◆ Your objective
Report the number of lines that include "this", with no additional text.
%%
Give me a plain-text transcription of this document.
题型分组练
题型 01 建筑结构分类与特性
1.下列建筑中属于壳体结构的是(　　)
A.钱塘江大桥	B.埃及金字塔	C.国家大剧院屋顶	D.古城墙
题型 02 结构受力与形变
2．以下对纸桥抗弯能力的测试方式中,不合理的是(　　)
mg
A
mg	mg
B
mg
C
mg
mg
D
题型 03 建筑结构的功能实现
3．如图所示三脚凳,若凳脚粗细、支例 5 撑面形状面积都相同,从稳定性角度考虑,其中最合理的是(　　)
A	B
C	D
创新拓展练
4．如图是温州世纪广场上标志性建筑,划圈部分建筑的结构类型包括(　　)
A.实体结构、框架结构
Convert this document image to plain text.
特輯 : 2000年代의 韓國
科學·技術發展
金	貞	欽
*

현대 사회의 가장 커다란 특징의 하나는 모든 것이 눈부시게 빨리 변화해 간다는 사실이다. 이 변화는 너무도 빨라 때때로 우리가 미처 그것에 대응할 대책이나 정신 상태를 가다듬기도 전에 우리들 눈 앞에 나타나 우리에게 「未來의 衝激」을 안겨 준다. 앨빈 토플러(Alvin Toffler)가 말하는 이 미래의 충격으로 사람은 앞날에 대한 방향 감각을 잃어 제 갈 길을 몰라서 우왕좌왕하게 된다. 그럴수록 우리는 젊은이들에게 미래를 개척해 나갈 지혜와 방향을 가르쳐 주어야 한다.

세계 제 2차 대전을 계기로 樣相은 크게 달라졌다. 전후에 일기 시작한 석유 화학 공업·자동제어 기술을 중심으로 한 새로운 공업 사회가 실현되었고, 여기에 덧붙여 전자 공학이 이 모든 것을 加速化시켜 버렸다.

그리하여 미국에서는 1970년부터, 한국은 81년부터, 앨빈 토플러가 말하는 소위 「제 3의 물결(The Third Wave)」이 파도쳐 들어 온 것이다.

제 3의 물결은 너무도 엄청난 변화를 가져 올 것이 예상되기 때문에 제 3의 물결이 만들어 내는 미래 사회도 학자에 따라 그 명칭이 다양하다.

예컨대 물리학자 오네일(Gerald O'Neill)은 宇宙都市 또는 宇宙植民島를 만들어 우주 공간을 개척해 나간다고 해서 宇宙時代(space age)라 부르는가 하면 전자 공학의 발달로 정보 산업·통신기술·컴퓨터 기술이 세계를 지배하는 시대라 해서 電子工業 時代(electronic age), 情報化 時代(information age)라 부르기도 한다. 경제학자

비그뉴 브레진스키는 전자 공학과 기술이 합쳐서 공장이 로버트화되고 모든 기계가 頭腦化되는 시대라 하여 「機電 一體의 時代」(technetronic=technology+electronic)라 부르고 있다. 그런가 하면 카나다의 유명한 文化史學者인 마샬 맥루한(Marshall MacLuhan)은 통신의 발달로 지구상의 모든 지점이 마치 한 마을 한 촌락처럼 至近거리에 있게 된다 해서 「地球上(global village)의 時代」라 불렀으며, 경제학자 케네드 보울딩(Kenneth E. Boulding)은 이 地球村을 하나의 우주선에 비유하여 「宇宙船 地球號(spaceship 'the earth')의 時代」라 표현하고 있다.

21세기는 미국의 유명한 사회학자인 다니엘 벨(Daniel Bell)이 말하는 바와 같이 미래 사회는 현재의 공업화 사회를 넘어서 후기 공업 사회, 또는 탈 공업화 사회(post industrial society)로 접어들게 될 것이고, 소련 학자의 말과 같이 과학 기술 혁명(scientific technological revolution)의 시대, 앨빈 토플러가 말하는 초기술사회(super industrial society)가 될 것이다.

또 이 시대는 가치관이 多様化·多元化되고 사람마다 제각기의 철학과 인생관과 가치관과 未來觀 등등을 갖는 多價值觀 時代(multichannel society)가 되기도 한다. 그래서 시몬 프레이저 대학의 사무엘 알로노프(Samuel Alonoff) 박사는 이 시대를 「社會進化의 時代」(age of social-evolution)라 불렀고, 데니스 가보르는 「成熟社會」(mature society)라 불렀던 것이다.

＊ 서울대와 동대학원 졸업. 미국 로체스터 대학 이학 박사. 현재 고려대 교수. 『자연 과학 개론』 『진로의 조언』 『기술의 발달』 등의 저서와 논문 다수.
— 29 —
%%
◆ Written answer
2